■ **Provided material**
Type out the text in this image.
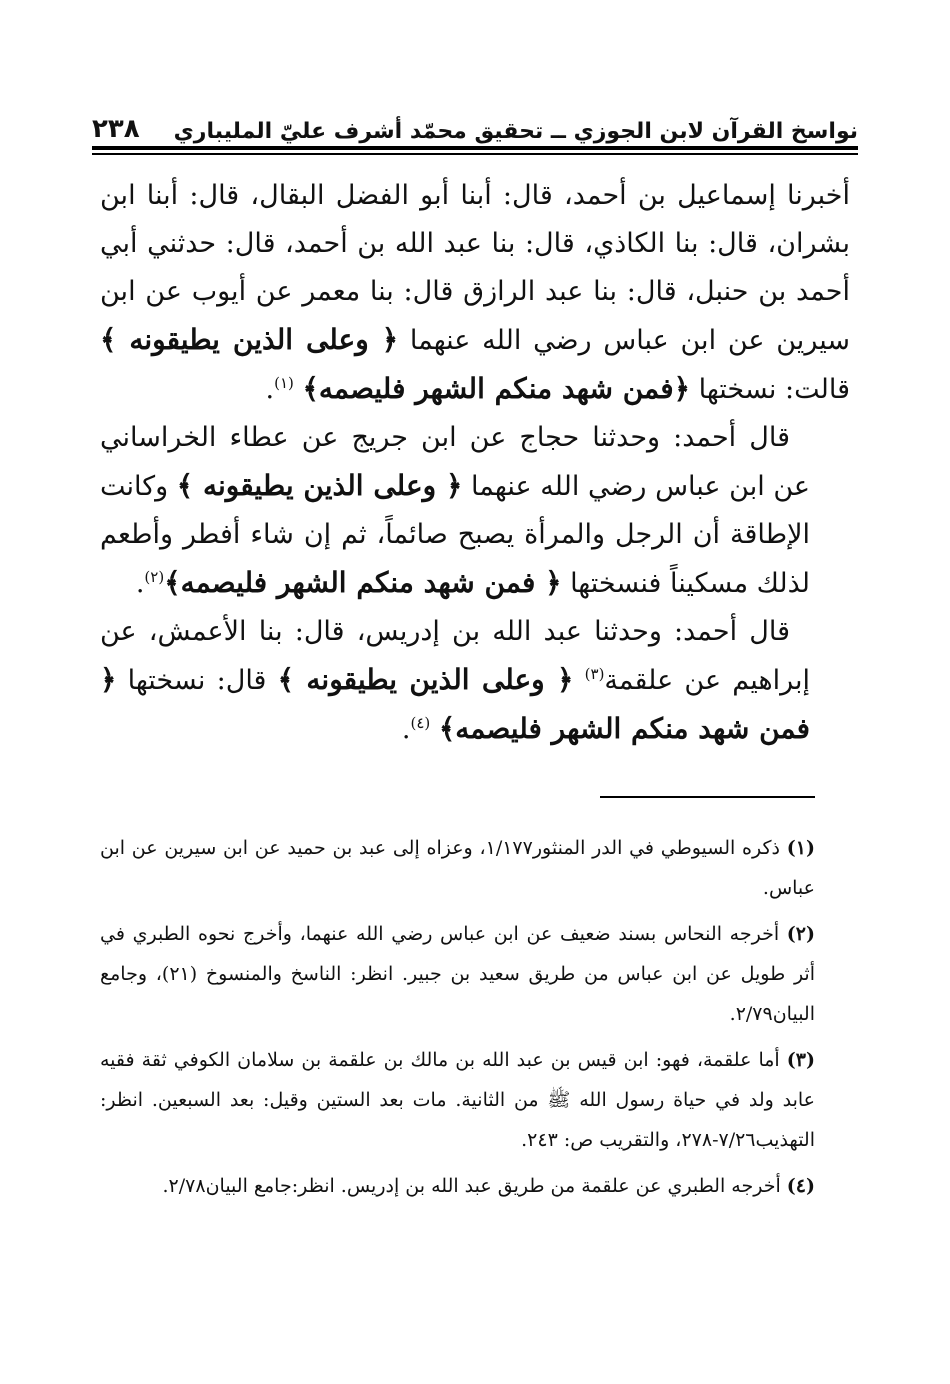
نواسخ القرآن لابن الجوزي ــ تحقيق محمّد أشرف عليّ المليباري
٢٣٨

أخبرنا إسماعيل بن أحمد، قال: أبنا أبو الفضل البقال، قال: أبنا ابن بشران، قال: بنا الكاذي، قال: بنا عبد الله بن أحمد، قال: حدثني أبي أحمد بن حنبل، قال: بنا عبد الرازق قال: بنا معمر عن أيوب عن ابن سيرين عن ابن عباس رضي الله عنهما ﴿ وعلى الذين يطيقونه ﴾ قالت: نسختها ﴿فمن شهد منكم الشهر فليصمه﴾ $^{(١)}$.

قال أحمد: وحدثنا حجاج عن ابن جريج عن عطاء الخراساني عن ابن عباس رضي الله عنهما ﴿ وعلى الذين يطيقونه ﴾ وكانت الإطاقة أن الرجل والمرأة يصبح صائماً، ثم إن شاء أفطر وأطعم لذلك مسكيناً فنسختها ﴿ فمن شهد منكم الشهر فليصمه﴾$^{(٢)}$.

قال أحمد: وحدثنا عبد الله بن إدريس، قال: بنا الأعمش، عن إبراهيم عن علقمة$^{(٣)}$ ﴿ وعلى الذين يطيقونه ﴾ قال: نسختها ﴿ فمن شهد منكم الشهر فليصمه﴾ $^{(٤)}$.

(١) ذكره السيوطي في الدر المنثور١/١٧٧، وعزاه إلى عبد بن حميد عن ابن سيرين عن ابن عباس.

(٢) أخرجه النحاس بسند ضعيف عن ابن عباس رضي الله عنهما، وأخرج نحوه الطبري في أثر طويل عن ابن عباس من طريق سعيد بن جبير. انظر: الناسخ والمنسوخ (٢١)، وجامع البيان٢/٧٩.

(٣) أما علقمة، فهو: ابن قيس بن عبد الله بن مالك بن علقمة بن سلامان الكوفي ثقة فقيه عابد ولد في حياة رسول الله ﷺ من الثانية. مات بعد الستين وقيل: بعد السبعين. انظر: التهذيب٧/٢٦-٢٧٨، والتقريب ص: ٢٤٣.

(٤) أخرجه الطبري عن علقمة من طريق عبد الله بن إدريس. انظر:جامع البيان٢/٧٨.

■ **Written instruction**
Do not include images; quote all of the entries above exactly.

■ **Response to this exercise**
Type out the text in this image.
نواسخ القرآن لابن الجوزي ــ تحقيق محمّد أشرف عليّ المليباري
٢٣٨

أخبرنا إسماعيل بن أحمد، قال: أبنا أبو الفضل البقال، قال: أبنا ابن بشران، قال: بنا الكاذي، قال: بنا عبد الله بن أحمد، قال: حدثني أبي أحمد بن حنبل، قال: بنا عبد الرازق قال: بنا معمر عن أيوب عن ابن سيرين عن ابن عباس رضي الله عنهما ﴿ وعلى الذين يطيقونه ﴾ قالت: نسختها ﴿فمن شهد منكم الشهر فليصمه﴾ $^{(١)}$.

قال أحمد: وحدثنا حجاج عن ابن جريج عن عطاء الخراساني عن ابن عباس رضي الله عنهما ﴿ وعلى الذين يطيقونه ﴾ وكانت الإطاقة أن الرجل والمرأة يصبح صائماً، ثم إن شاء أفطر وأطعم لذلك مسكيناً فنسختها ﴿ فمن شهد منكم الشهر فليصمه﴾$^{(٢)}$.

قال أحمد: وحدثنا عبد الله بن إدريس، قال: بنا الأعمش، عن إبراهيم عن علقمة$^{(٣)}$ ﴿ وعلى الذين يطيقونه ﴾ قال: نسختها ﴿ فمن شهد منكم الشهر فليصمه﴾ $^{(٤)}$.

(١) ذكره السيوطي في الدر المنثور١/١٧٧، وعزاه إلى عبد بن حميد عن ابن سيرين عن ابن عباس.

(٢) أخرجه النحاس بسند ضعيف عن ابن عباس رضي الله عنهما، وأخرج نحوه الطبري في أثر طويل عن ابن عباس من طريق سعيد بن جبير. انظر: الناسخ والمنسوخ (٢١)، وجامع البيان٢/٧٩.

(٣) أما علقمة، فهو: ابن قيس بن عبد الله بن مالك بن علقمة بن سلامان الكوفي ثقة فقيه عابد ولد في حياة رسول الله ﷺ من الثانية. مات بعد الستين وقيل: بعد السبعين. انظر: التهذيب٧/٢٦-٢٧٨، والتقريب ص: ٢٤٣.

(٤) أخرجه الطبري عن علقمة من طريق عبد الله بن إدريس. انظر:جامع البيان٢/٧٨.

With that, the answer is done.